Records for the exercise:

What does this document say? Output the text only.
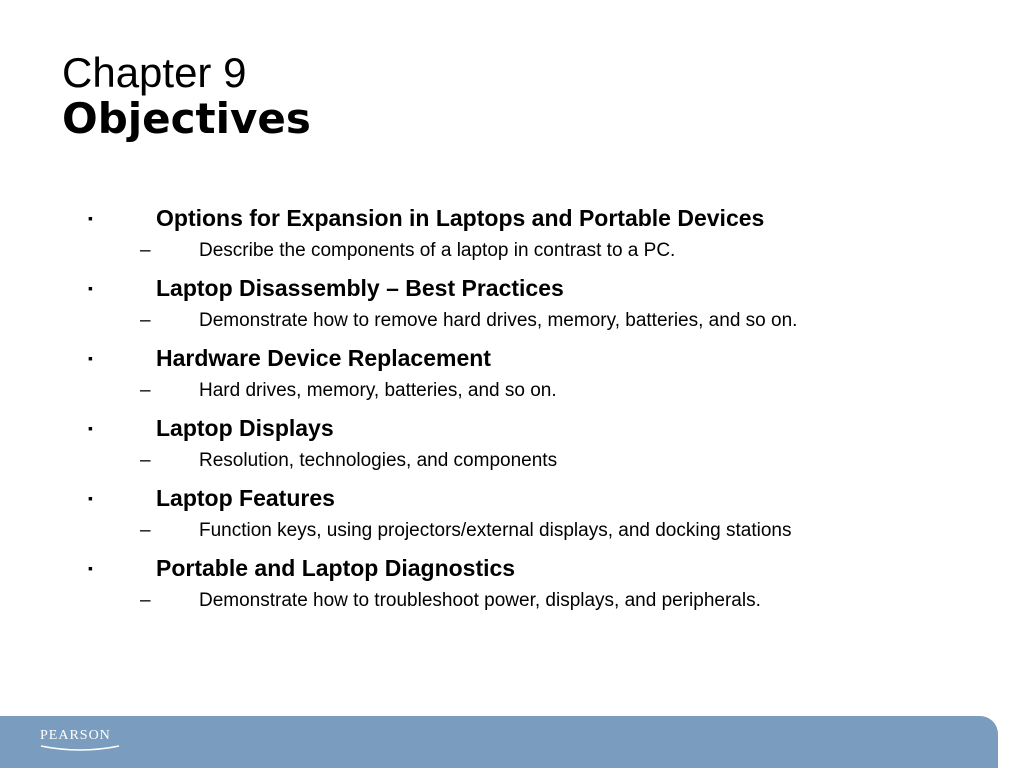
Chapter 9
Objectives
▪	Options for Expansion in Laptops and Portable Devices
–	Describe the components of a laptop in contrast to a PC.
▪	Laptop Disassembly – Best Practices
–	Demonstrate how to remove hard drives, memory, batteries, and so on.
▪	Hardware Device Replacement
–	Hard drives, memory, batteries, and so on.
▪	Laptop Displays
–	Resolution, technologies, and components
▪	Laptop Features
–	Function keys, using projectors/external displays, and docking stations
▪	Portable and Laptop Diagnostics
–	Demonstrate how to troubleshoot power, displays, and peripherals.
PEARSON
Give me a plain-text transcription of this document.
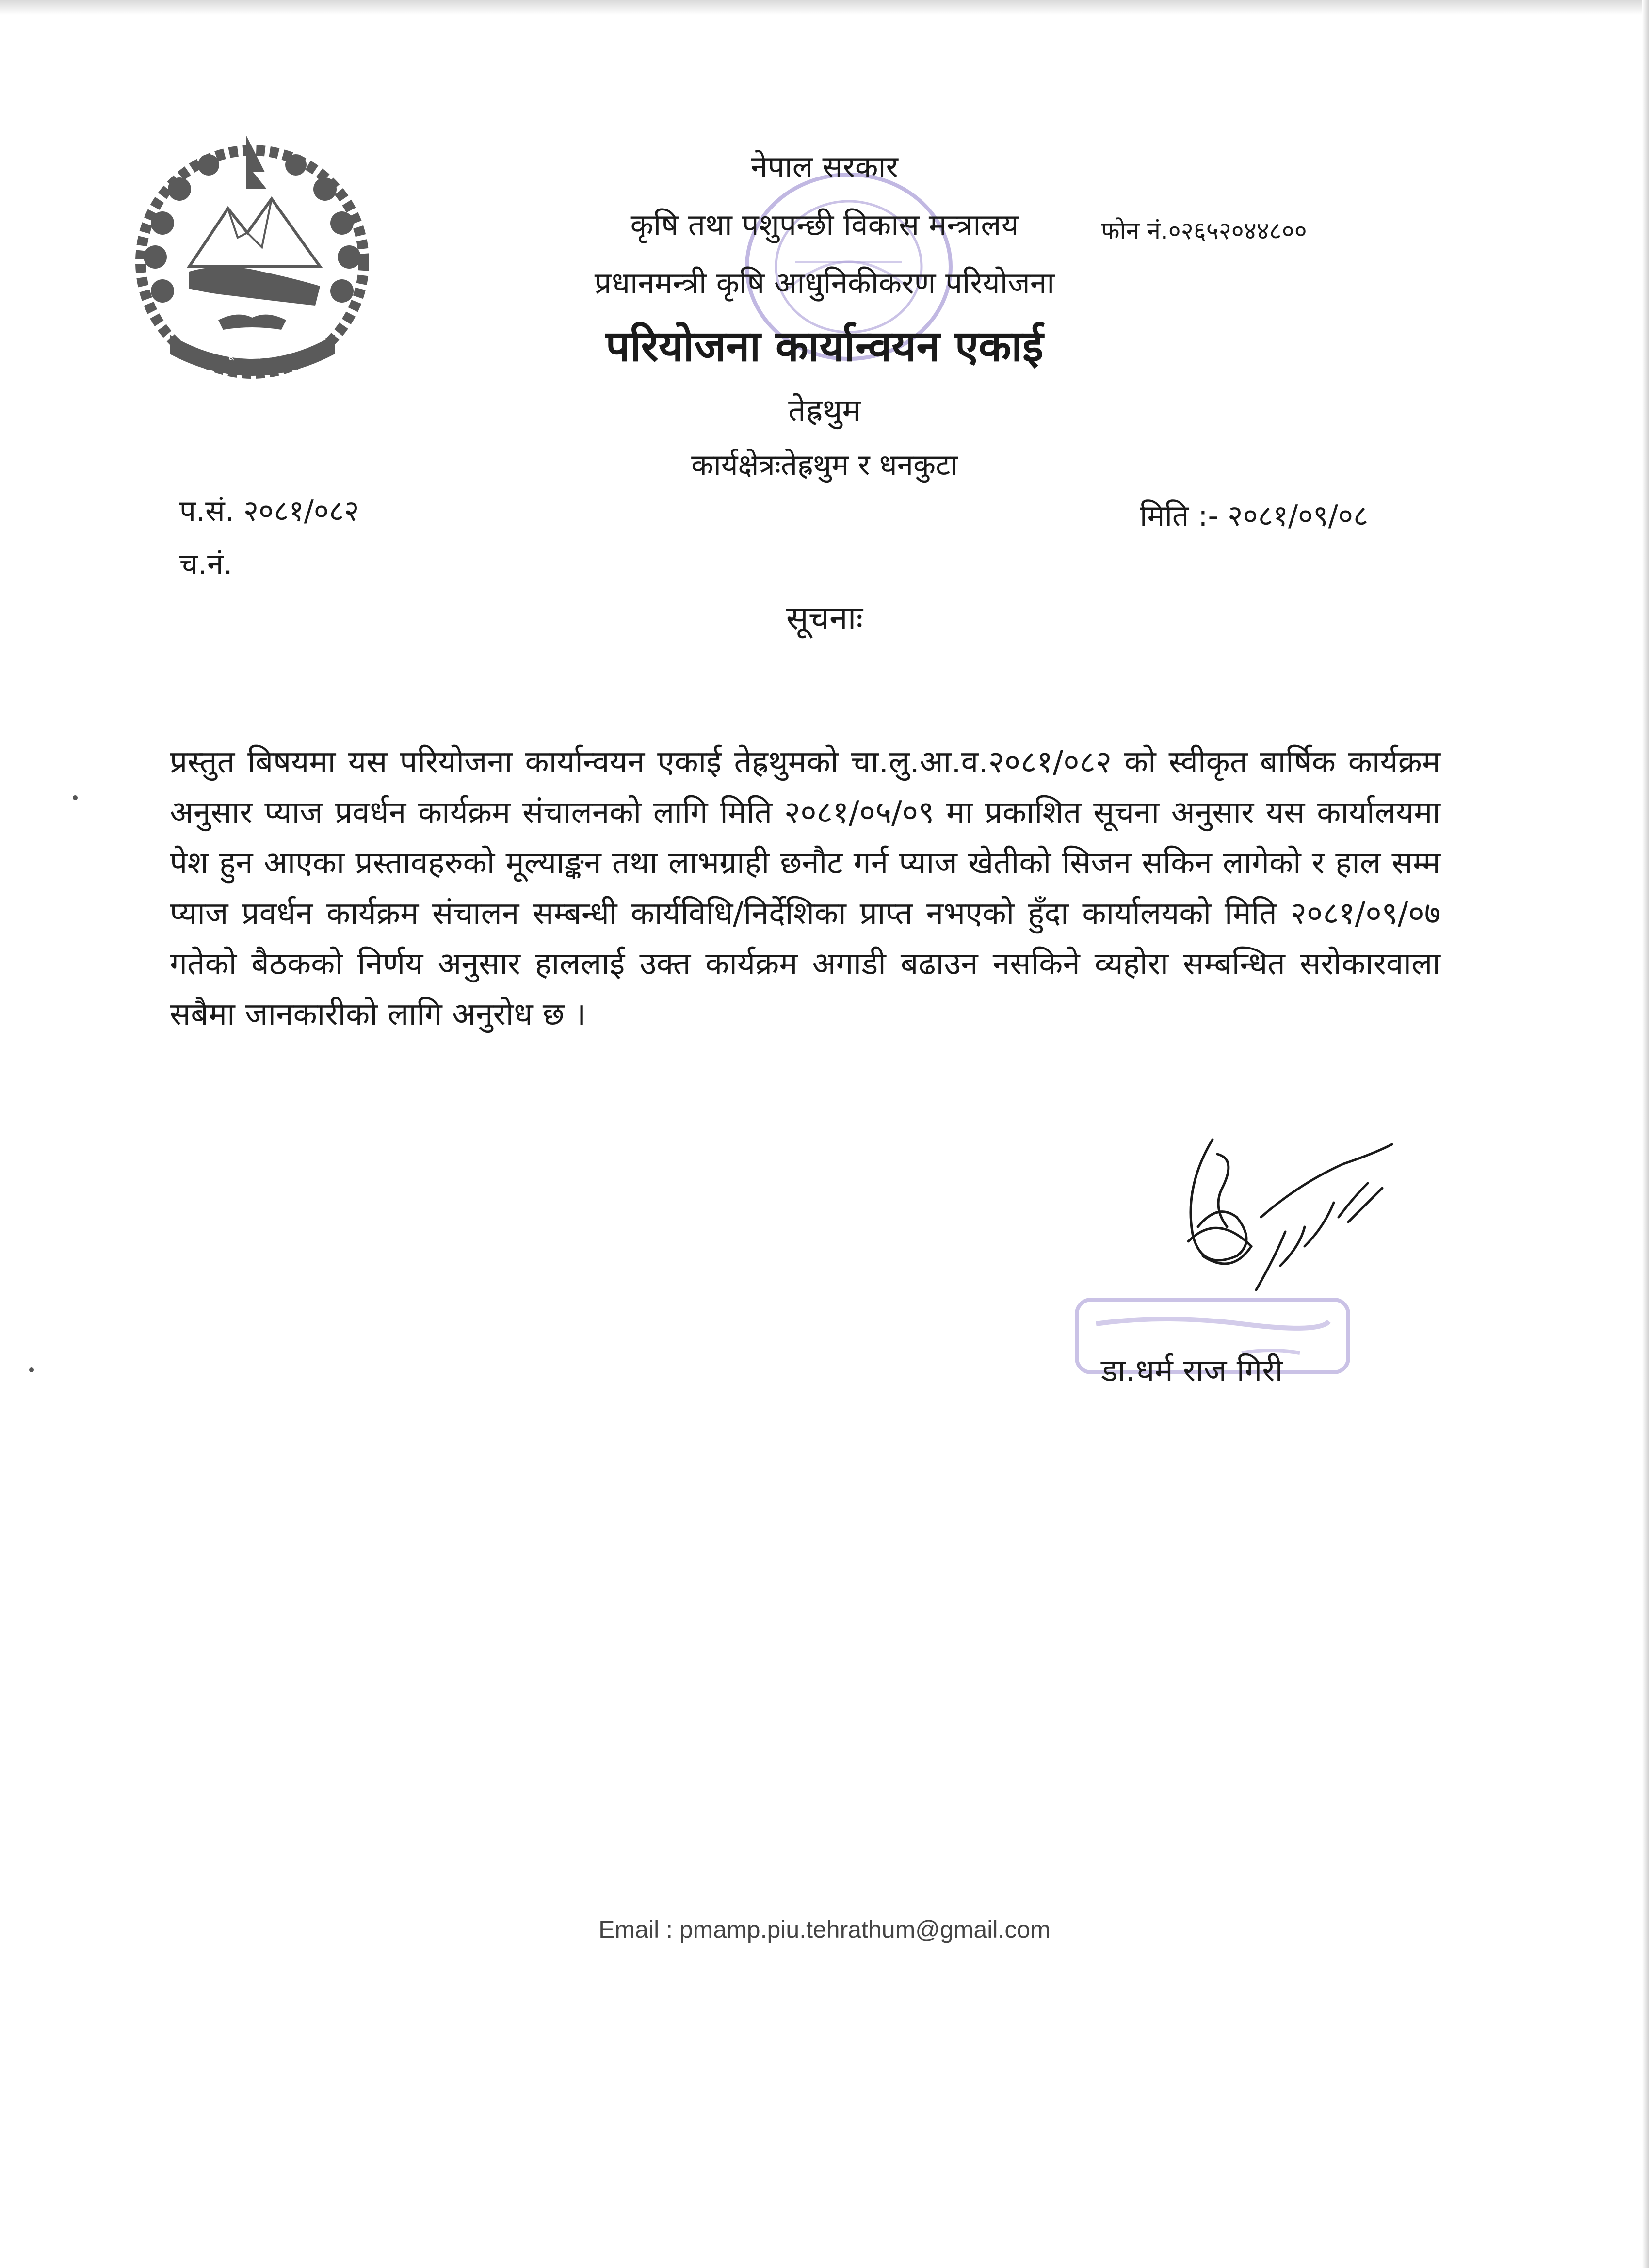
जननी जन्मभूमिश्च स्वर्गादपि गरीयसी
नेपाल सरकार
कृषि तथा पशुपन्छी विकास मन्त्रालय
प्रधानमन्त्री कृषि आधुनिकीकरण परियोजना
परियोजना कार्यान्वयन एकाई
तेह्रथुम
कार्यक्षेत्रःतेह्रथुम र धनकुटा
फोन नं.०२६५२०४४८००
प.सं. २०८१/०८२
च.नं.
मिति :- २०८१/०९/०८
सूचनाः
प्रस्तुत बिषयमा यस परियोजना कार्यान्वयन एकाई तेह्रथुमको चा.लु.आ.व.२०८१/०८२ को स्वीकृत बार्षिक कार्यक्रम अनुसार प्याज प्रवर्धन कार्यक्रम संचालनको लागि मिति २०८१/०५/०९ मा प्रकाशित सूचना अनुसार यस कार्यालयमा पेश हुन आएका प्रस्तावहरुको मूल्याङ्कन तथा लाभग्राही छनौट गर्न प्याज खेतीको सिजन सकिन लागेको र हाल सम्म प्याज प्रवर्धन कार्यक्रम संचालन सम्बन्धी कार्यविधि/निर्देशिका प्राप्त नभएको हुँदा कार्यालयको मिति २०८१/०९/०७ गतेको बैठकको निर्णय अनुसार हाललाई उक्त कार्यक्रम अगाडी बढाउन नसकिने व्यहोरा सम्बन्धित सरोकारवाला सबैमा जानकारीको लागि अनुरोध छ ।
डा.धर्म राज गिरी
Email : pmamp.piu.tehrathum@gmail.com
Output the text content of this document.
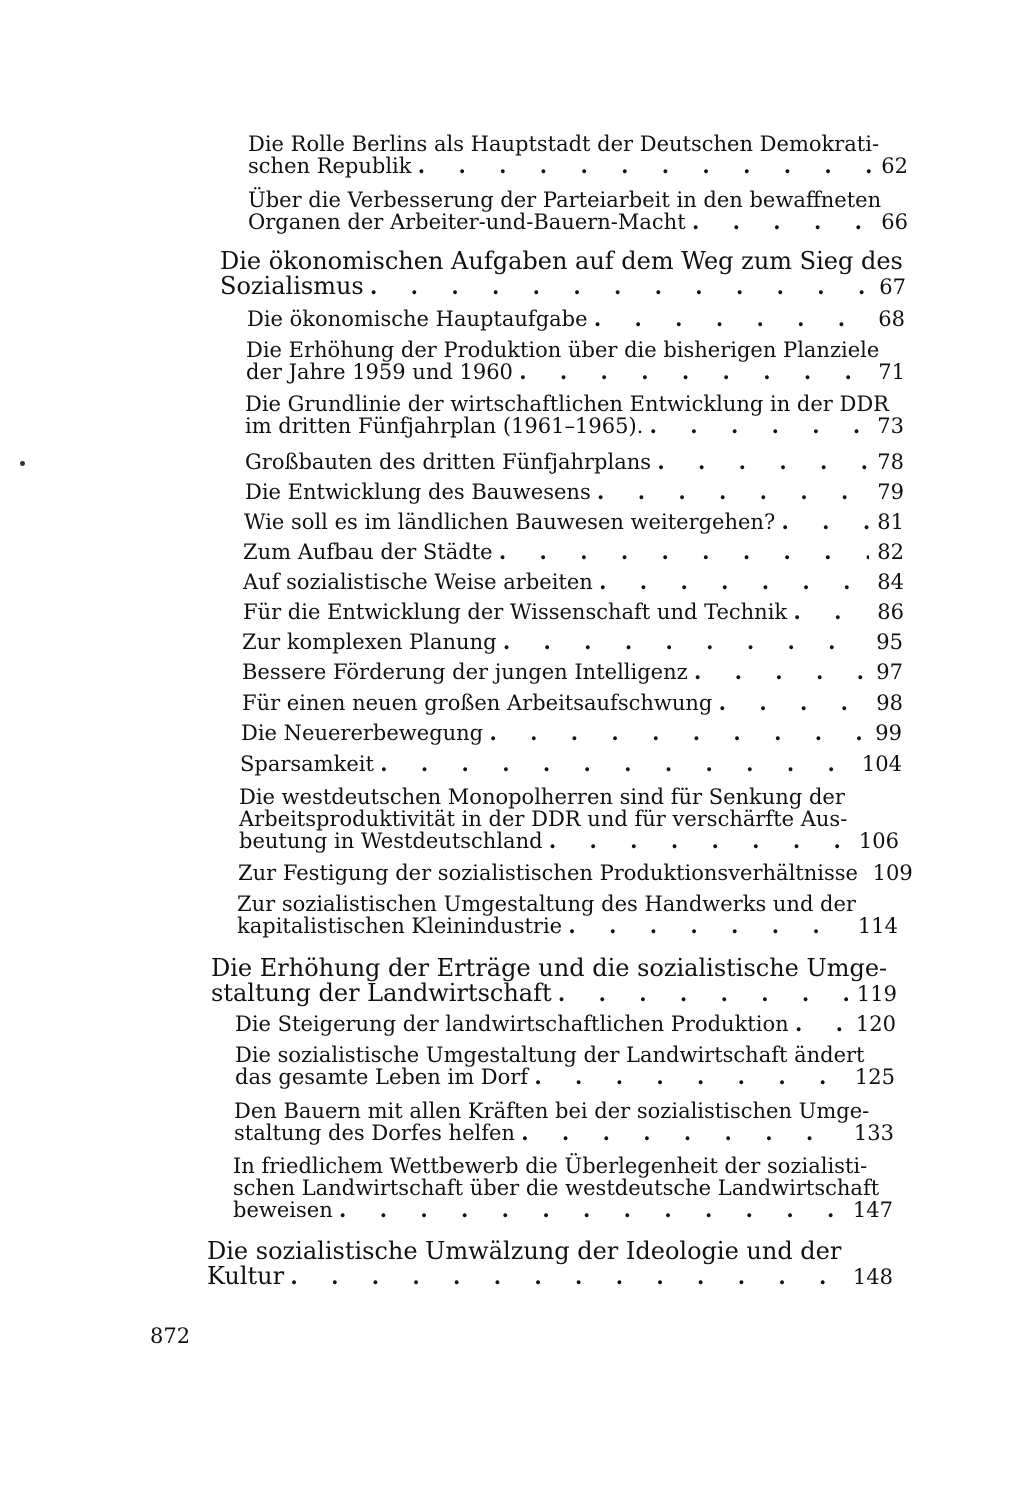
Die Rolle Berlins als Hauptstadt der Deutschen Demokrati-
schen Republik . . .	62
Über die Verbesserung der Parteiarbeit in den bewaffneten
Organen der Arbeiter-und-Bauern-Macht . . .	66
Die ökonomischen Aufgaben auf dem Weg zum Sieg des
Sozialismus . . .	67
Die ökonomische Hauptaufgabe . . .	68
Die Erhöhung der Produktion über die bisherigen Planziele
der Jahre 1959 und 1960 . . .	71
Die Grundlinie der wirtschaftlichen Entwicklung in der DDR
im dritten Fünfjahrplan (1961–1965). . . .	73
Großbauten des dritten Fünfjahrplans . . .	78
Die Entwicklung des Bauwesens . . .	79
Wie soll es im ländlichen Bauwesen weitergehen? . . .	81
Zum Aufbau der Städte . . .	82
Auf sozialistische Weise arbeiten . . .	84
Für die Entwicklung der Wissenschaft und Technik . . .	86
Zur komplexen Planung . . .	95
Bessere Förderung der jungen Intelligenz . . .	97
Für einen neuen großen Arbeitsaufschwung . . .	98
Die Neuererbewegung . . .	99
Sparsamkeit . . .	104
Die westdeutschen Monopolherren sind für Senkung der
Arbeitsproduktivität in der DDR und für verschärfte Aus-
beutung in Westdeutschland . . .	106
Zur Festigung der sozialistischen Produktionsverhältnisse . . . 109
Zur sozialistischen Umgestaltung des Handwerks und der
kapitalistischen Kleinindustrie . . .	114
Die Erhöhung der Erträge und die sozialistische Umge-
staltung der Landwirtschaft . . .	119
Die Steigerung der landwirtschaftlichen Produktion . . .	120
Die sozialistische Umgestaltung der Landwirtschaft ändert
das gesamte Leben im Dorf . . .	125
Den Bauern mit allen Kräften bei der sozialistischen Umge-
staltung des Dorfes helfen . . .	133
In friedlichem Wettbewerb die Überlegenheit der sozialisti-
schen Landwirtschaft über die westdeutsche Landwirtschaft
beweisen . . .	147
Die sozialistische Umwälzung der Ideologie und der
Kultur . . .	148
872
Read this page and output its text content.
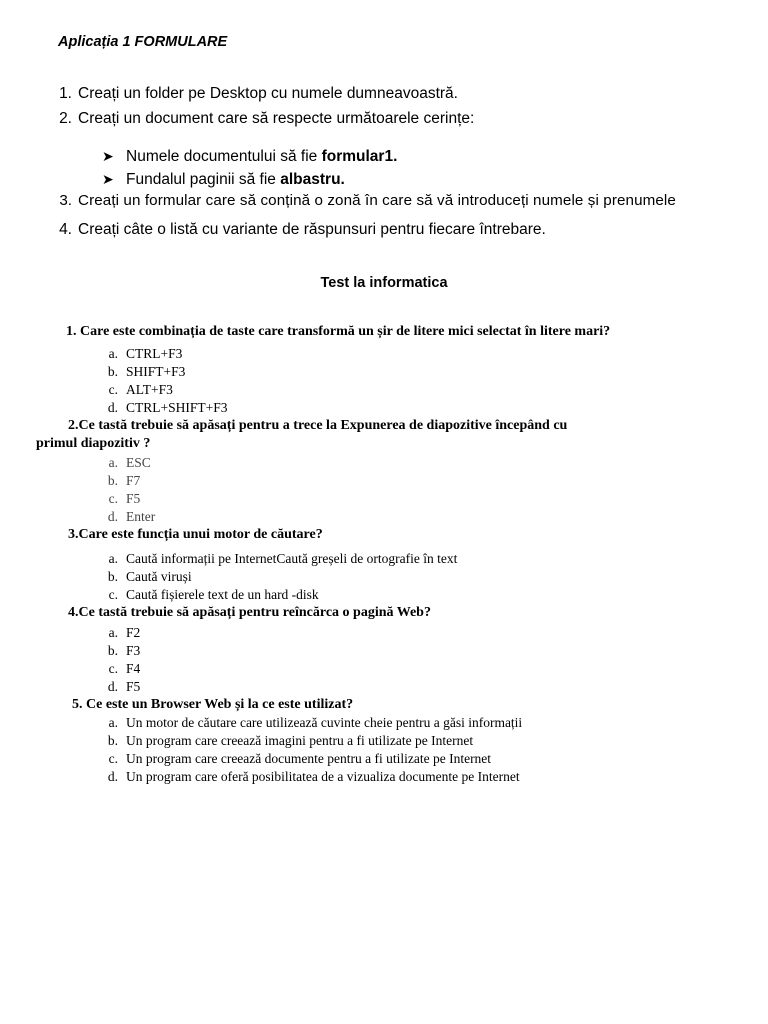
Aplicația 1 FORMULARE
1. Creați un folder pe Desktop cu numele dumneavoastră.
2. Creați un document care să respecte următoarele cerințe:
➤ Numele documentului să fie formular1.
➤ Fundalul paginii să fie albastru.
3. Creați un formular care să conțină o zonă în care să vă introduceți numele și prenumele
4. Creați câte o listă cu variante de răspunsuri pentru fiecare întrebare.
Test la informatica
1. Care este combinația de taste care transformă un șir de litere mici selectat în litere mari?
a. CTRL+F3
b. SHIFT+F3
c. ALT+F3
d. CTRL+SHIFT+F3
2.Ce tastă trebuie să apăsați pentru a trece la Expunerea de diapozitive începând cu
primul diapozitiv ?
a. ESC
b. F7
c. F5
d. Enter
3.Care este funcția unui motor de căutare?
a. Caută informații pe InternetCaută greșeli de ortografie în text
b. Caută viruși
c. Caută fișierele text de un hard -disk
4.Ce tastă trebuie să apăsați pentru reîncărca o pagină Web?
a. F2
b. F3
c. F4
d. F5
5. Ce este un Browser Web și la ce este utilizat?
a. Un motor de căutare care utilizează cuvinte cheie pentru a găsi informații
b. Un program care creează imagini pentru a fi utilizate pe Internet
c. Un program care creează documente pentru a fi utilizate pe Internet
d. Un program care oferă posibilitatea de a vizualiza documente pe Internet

Your goal: Retype the entries word for word. Omit any images.

Full solution:
What does this document say? Output the text only.
Chapter 9
Objectives
▪	Options for Expansion in Laptops and Portable Devices
–	Describe the components of a laptop in contrast to a PC.
▪	Laptop Disassembly – Best Practices
–	Demonstrate how to remove hard drives, memory, batteries, and so on.
▪	Hardware Device Replacement
–	Hard drives, memory, batteries, and so on.
▪	Laptop Displays
–	Resolution, technologies, and components
▪	Laptop Features
–	Function keys, using projectors/external displays, and docking stations
▪	Portable and Laptop Diagnostics
–	Demonstrate how to troubleshoot power, displays, and peripherals.
PEARSON
Give me a plain-text transcription of this document.
जननी जन्मभूमिश्च स्वर्गादपि गरीयसी
नेपाल सरकार
कृषि तथा पशुपन्छी विकास मन्त्रालय
प्रधानमन्त्री कृषि आधुनिकीकरण परियोजना
परियोजना कार्यान्वयन एकाई
तेह्रथुम
कार्यक्षेत्रःतेह्रथुम र धनकुटा
फोन नं.०२६५२०४४८००
प.सं. २०८१/०८२
च.नं.
मिति :- २०८१/०९/०८
सूचनाः
प्रस्तुत बिषयमा यस परियोजना कार्यान्वयन एकाई तेह्रथुमको चा.लु.आ.व.२०८१/०८२ को स्वीकृत बार्षिक कार्यक्रम अनुसार प्याज प्रवर्धन कार्यक्रम संचालनको लागि मिति २०८१/०५/०९ मा प्रकाशित सूचना अनुसार यस कार्यालयमा पेश हुन आएका प्रस्तावहरुको मूल्याङ्कन तथा लाभग्राही छनौट गर्न प्याज खेतीको सिजन सकिन लागेको र हाल सम्म प्याज प्रवर्धन कार्यक्रम संचालन सम्बन्धी कार्यविधि/निर्देशिका प्राप्त नभएको हुँदा कार्यालयको मिति २०८१/०९/०७ गतेको बैठकको निर्णय अनुसार हाललाई उक्त कार्यक्रम अगाडी बढाउन नसकिने व्यहोरा सम्बन्धित सरोकारवाला सबैमा जानकारीको लागि अनुरोध छ ।
डा.धर्म राज गिरी
Email : pmamp.piu.tehrathum@gmail.com
Output the text content of this document.
Die Rolle Berlins als Hauptstadt der Deutschen Demokrati-
schen Republik . . .	62
Über die Verbesserung der Parteiarbeit in den bewaffneten
Organen der Arbeiter-und-Bauern-Macht . . .	66
Die ökonomischen Aufgaben auf dem Weg zum Sieg des
Sozialismus . . .	67
Die ökonomische Hauptaufgabe . . .	68
Die Erhöhung der Produktion über die bisherigen Planziele
der Jahre 1959 und 1960 . . .	71
Die Grundlinie der wirtschaftlichen Entwicklung in der DDR
im dritten Fünfjahrplan (1961–1965). . . .	73
Großbauten des dritten Fünfjahrplans . . .	78
Die Entwicklung des Bauwesens . . .	79
Wie soll es im ländlichen Bauwesen weitergehen? . . .	81
Zum Aufbau der Städte . . .	82
Auf sozialistische Weise arbeiten . . .	84
Für die Entwicklung der Wissenschaft und Technik . . .	86
Zur komplexen Planung . . .	95
Bessere Förderung der jungen Intelligenz . . .	97
Für einen neuen großen Arbeitsaufschwung . . .	98
Die Neuererbewegung . . .	99
Sparsamkeit . . .	104
Die westdeutschen Monopolherren sind für Senkung der
Arbeitsproduktivität in der DDR und für verschärfte Aus-
beutung in Westdeutschland . . .	106
Zur Festigung der sozialistischen Produktionsverhältnisse . . . 109
Zur sozialistischen Umgestaltung des Handwerks und der
kapitalistischen Kleinindustrie . . .	114
Die Erhöhung der Erträge und die sozialistische Umge-
staltung der Landwirtschaft . . .	119
Die Steigerung der landwirtschaftlichen Produktion . . .	120
Die sozialistische Umgestaltung der Landwirtschaft ändert
das gesamte Leben im Dorf . . .	125
Den Bauern mit allen Kräften bei der sozialistischen Umge-
staltung des Dorfes helfen . . .	133
In friedlichem Wettbewerb die Überlegenheit der sozialisti-
schen Landwirtschaft über die westdeutsche Landwirtschaft
beweisen . . .	147
Die sozialistische Umwälzung der Ideologie und der
Kultur . . .	148
872
Read this page and output its text content.
Aplicația 1 FORMULARE
1. Creați un folder pe Desktop cu numele dumneavoastră.
2. Creați un document care să respecte următoarele cerințe:
➤ Numele documentului să fie formular1.
➤ Fundalul paginii să fie albastru.
3. Creați un formular care să conțină o zonă în care să vă introduceți numele și prenumele
4. Creați câte o listă cu variante de răspunsuri pentru fiecare întrebare.
Test la informatica
1. Care este combinația de taste care transformă un șir de litere mici selectat în litere mari?
a. CTRL+F3
b. SHIFT+F3
c. ALT+F3
d. CTRL+SHIFT+F3
2.Ce tastă trebuie să apăsați pentru a trece la Expunerea de diapozitive începând cu
primul diapozitiv ?
a. ESC
b. F7
c. F5
d. Enter
3.Care este funcția unui motor de căutare?
a. Caută informații pe InternetCaută greșeli de ortografie în text
b. Caută viruși
c. Caută fișierele text de un hard -disk
4.Ce tastă trebuie să apăsați pentru reîncărca o pagină Web?
a. F2
b. F3
c. F4
d. F5
5. Ce este un Browser Web și la ce este utilizat?
a. Un motor de căutare care utilizează cuvinte cheie pentru a găsi informații
b. Un program care creează imagini pentru a fi utilizate pe Internet
c. Un program care creează documente pentru a fi utilizate pe Internet
d. Un program care oferă posibilitatea de a vizualiza documente pe Internet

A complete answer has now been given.